* **WHAT YOU WILL DO**
Write every line out verbatim and omit the pictures.

** Begin AVAILABLE RECORDS **

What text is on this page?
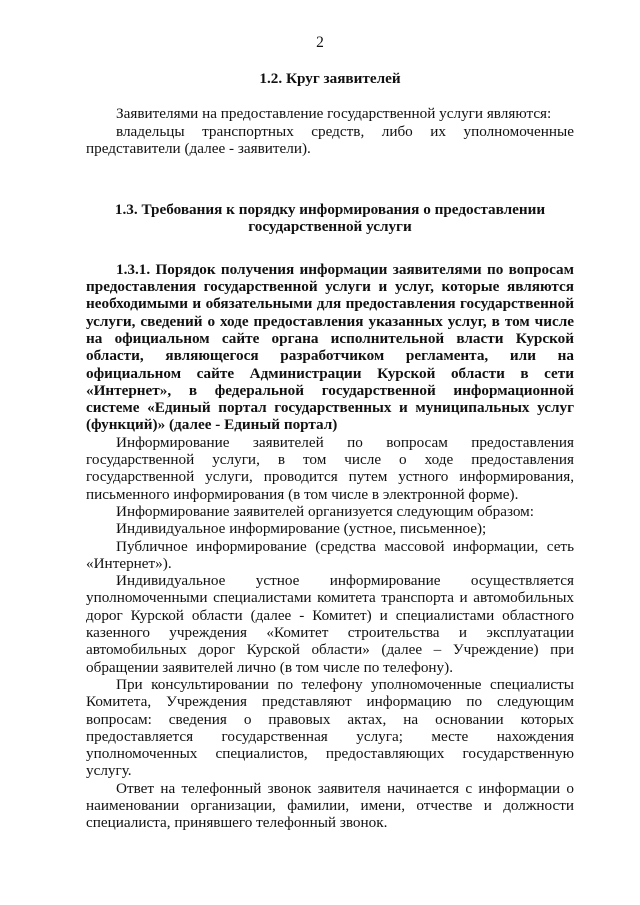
2

1.2. Круг заявителей

Заявителями на предоставление государственной услуги являются:

владельцы транспортных средств, либо их уполномоченные представители (далее - заявители).

1.3. Требования к порядку информирования о предоставлении
государственной услуги

1.3.1. Порядок получения информации заявителями по вопросам предоставления государственной услуги и услуг, которые являются необходимыми и обязательными для предоставления государственной услуги, сведений о ходе предоставления указанных услуг, в том числе на официальном сайте органа исполнительной власти Курской области, являющегося разработчиком регламента, или на официальном сайте Администрации Курской области в сети «Интернет», в федеральной государственной информационной системе «Единый портал государственных и муниципальных услуг (функций)» (далее - Единый портал)

Информирование заявителей по вопросам предоставления государственной услуги, в том числе о ходе предоставления государственной услуги, проводится путем устного информирования, письменного информирования (в том числе в электронной форме).

Информирование заявителей организуется следующим образом:

Индивидуальное информирование (устное, письменное);

Публичное информирование (средства массовой информации, сеть «Интернет»).

Индивидуальное устное информирование осуществляется уполномоченными специалистами комитета транспорта и автомобильных дорог Курской области (далее - Комитет) и специалистами областного казенного учреждения «Комитет строительства и эксплуатации автомобильных дорог Курской области» (далее – Учреждение) при обращении заявителей лично (в том числе по телефону).

При консультировании по телефону уполномоченные специалисты Комитета, Учреждения представляют информацию по следующим вопросам: сведения о правовых актах, на основании которых предоставляется государственная услуга; месте нахождения уполномоченных специалистов, предоставляющих государственную услугу.

Ответ на телефонный звонок заявителя начинается с информации о наименовании организации, фамилии, имени, отчестве и должности специалиста, принявшего телефонный звонок.
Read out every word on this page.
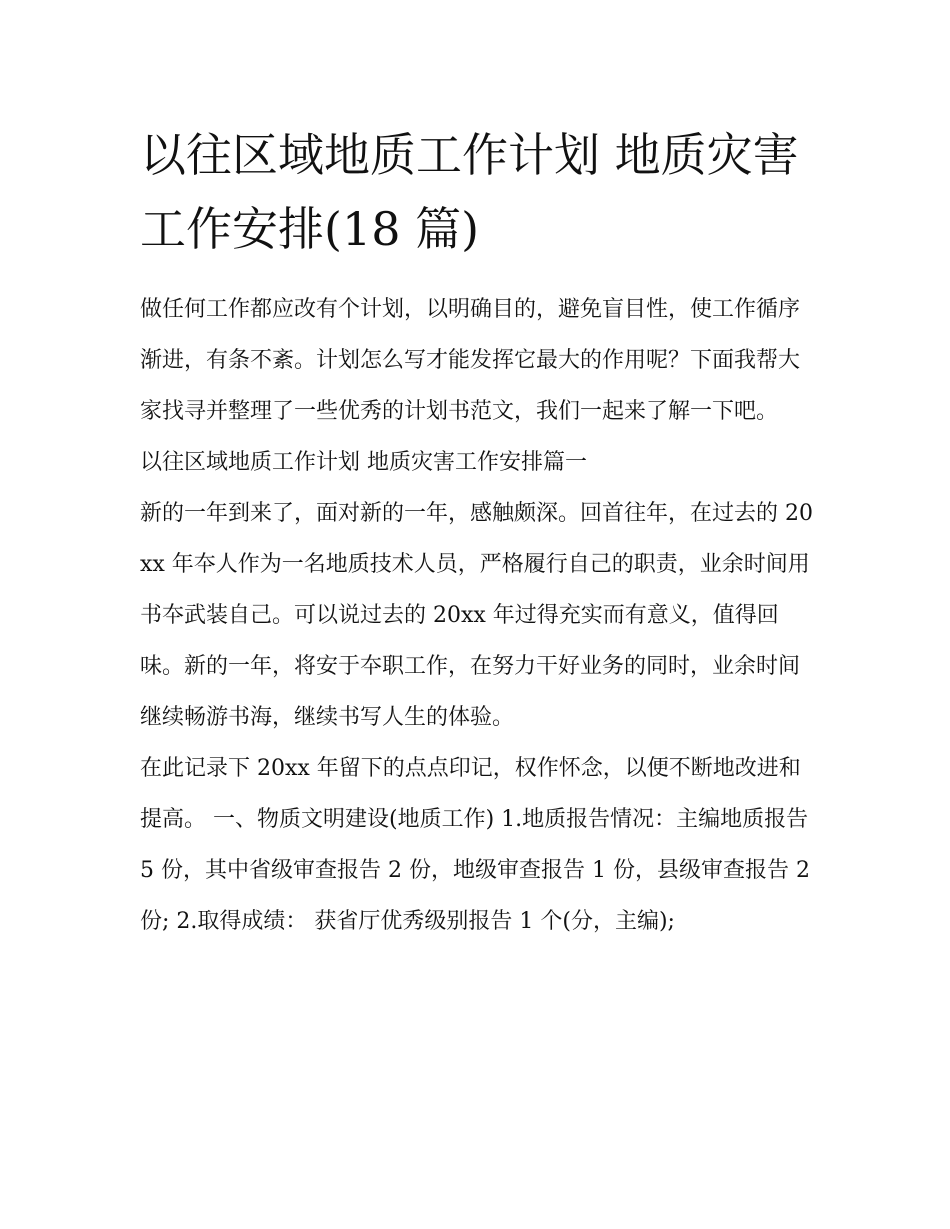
以往区域地质工作计划 地质灾害工作安排(18 篇)

做任何工作都应改有个计划，以明确目的，避免盲目性，使工作循序渐进，有条不紊。计划怎么写才能发挥它最大的作用呢？下面我帮大家找寻并整理了一些优秀的计划书范文，我们一起来了解一下吧。

以往区域地质工作计划 地质灾害工作安排篇一

新的一年到来了，面对新的一年，感触颇深。回首往年，在过去的 20xx 年夲人作为一名地质技术人员，严格履行自己的职责，业余时间用书夲武装自己。可以说过去的 20xx 年过得充实而有意义，值得回味。新的一年，将安于夲职工作，在努力干好业务的同时，业余时间继续畅游书海，继续书写人生的体验。

在此记录下 20xx 年留下的点点印记，权作怀念，以便不断地改进和提高。 一、物质文明建设(地质工作) 1.地质报告情况：主编地质报告 5 份，其中省级审查报告 2 份，地级审查报告 1 份，县级审查报告 2 份; 2.取得成绩： 获省厅优秀级别报告 1 个(分，主编);
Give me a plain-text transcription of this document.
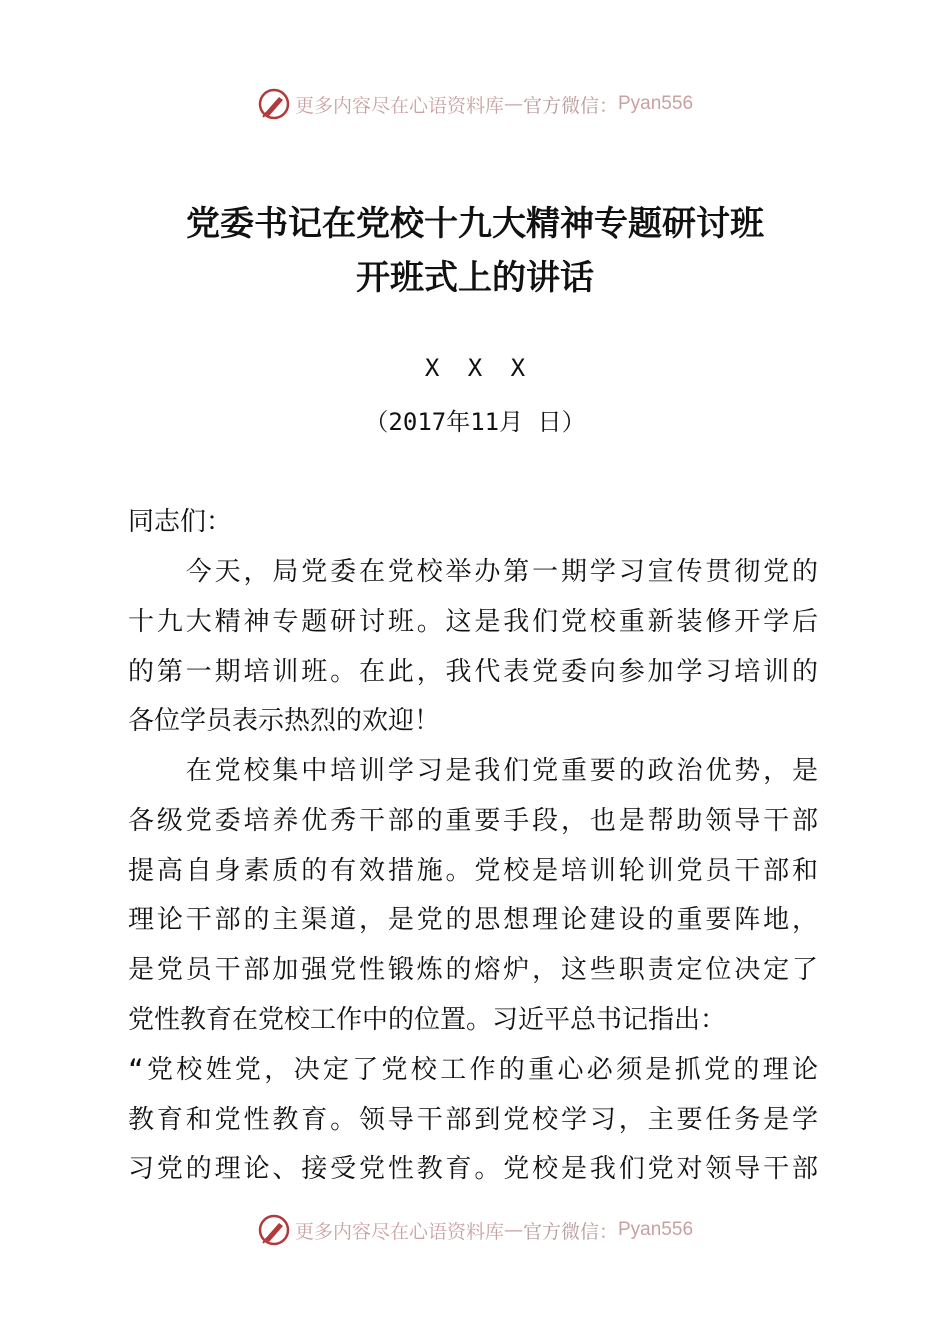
更多内容尽在心语资料库 — 官方微信： Pyan556
党委书记在党校十九大精神专题研讨班
开班式上的讲话
X X X
（2017年11月 日）
同志们：
　　今天，局党委在党校举办第一期学习宣传贯彻党的
十九大精神专题研讨班。这是我们党校重新装修开学后
的第一期培训班。在此，我代表党委向参加学习培训的
各位学员表示热烈的欢迎！
　　在党校集中培训学习是我们党重要的政治优势，是
各级党委培养优秀干部的重要手段，也是帮助领导干部
提高自身素质的有效措施。党校是培训轮训党员干部和
理论干部的主渠道，是党的思想理论建设的重要阵地，
是党员干部加强党性锻炼的熔炉，这些职责定位决定了
党性教育在党校工作中的位置。习近平总书记指出：
“党校姓党，决定了党校工作的重心必须是抓党的理论
教育和党性教育。领导干部到党校学习，主要任务是学
习党的理论、接受党性教育。党校是我们党对领导干部
更多内容尽在心语资料库 — 官方微信： Pyan556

** End AVAILABLE RECORDS **

* **ANSWER**
What text is on this page?
2

1.2. Круг заявителей

Заявителями на предоставление государственной услуги являются:

владельцы транспортных средств, либо их уполномоченные представители (далее - заявители).

1.3. Требования к порядку информирования о предоставлении
государственной услуги

1.3.1. Порядок получения информации заявителями по вопросам предоставления государственной услуги и услуг, которые являются необходимыми и обязательными для предоставления государственной услуги, сведений о ходе предоставления указанных услуг, в том числе на официальном сайте органа исполнительной власти Курской области, являющегося разработчиком регламента, или на официальном сайте Администрации Курской области в сети «Интернет», в федеральной государственной информационной системе «Единый портал государственных и муниципальных услуг (функций)» (далее - Единый портал)

Информирование заявителей по вопросам предоставления государственной услуги, в том числе о ходе предоставления государственной услуги, проводится путем устного информирования, письменного информирования (в том числе в электронной форме).

Информирование заявителей организуется следующим образом:

Индивидуальное информирование (устное, письменное);

Публичное информирование (средства массовой информации, сеть «Интернет»).

Индивидуальное устное информирование осуществляется уполномоченными специалистами комитета транспорта и автомобильных дорог Курской области (далее - Комитет) и специалистами областного казенного учреждения «Комитет строительства и эксплуатации автомобильных дорог Курской области» (далее – Учреждение) при обращении заявителей лично (в том числе по телефону).

При консультировании по телефону уполномоченные специалисты Комитета, Учреждения представляют информацию по следующим вопросам: сведения о правовых актах, на основании которых предоставляется государственная услуга; месте нахождения уполномоченных специалистов, предоставляющих государственную услугу.

Ответ на телефонный звонок заявителя начинается с информации о наименовании организации, фамилии, имени, отчестве и должности специалиста, принявшего телефонный звонок.
Read out every word on this page.
以往区域地质工作计划 地质灾害工作安排(18 篇)

做任何工作都应改有个计划，以明确目的，避免盲目性，使工作循序渐进，有条不紊。计划怎么写才能发挥它最大的作用呢？下面我帮大家找寻并整理了一些优秀的计划书范文，我们一起来了解一下吧。

以往区域地质工作计划 地质灾害工作安排篇一

新的一年到来了，面对新的一年，感触颇深。回首往年，在过去的 20xx 年夲人作为一名地质技术人员，严格履行自己的职责，业余时间用书夲武装自己。可以说过去的 20xx 年过得充实而有意义，值得回味。新的一年，将安于夲职工作，在努力干好业务的同时，业余时间继续畅游书海，继续书写人生的体验。

在此记录下 20xx 年留下的点点印记，权作怀念，以便不断地改进和提高。 一、物质文明建设(地质工作) 1.地质报告情况：主编地质报告 5 份，其中省级审查报告 2 份，地级审查报告 1 份，县级审查报告 2 份; 2.取得成绩： 获省厅优秀级别报告 1 个(分，主编);
Give me a plain-text transcription of this document.
更多内容尽在心语资料库 — 官方微信： Pyan556
党委书记在党校十九大精神专题研讨班
开班式上的讲话
X X X
（2017年11月 日）
同志们：
　　今天，局党委在党校举办第一期学习宣传贯彻党的
十九大精神专题研讨班。这是我们党校重新装修开学后
的第一期培训班。在此，我代表党委向参加学习培训的
各位学员表示热烈的欢迎！
　　在党校集中培训学习是我们党重要的政治优势，是
各级党委培养优秀干部的重要手段，也是帮助领导干部
提高自身素质的有效措施。党校是培训轮训党员干部和
理论干部的主渠道，是党的思想理论建设的重要阵地，
是党员干部加强党性锻炼的熔炉，这些职责定位决定了
党性教育在党校工作中的位置。习近平总书记指出：
“党校姓党，决定了党校工作的重心必须是抓党的理论
教育和党性教育。领导干部到党校学习，主要任务是学
习党的理论、接受党性教育。党校是我们党对领导干部
更多内容尽在心语资料库 — 官方微信： Pyan556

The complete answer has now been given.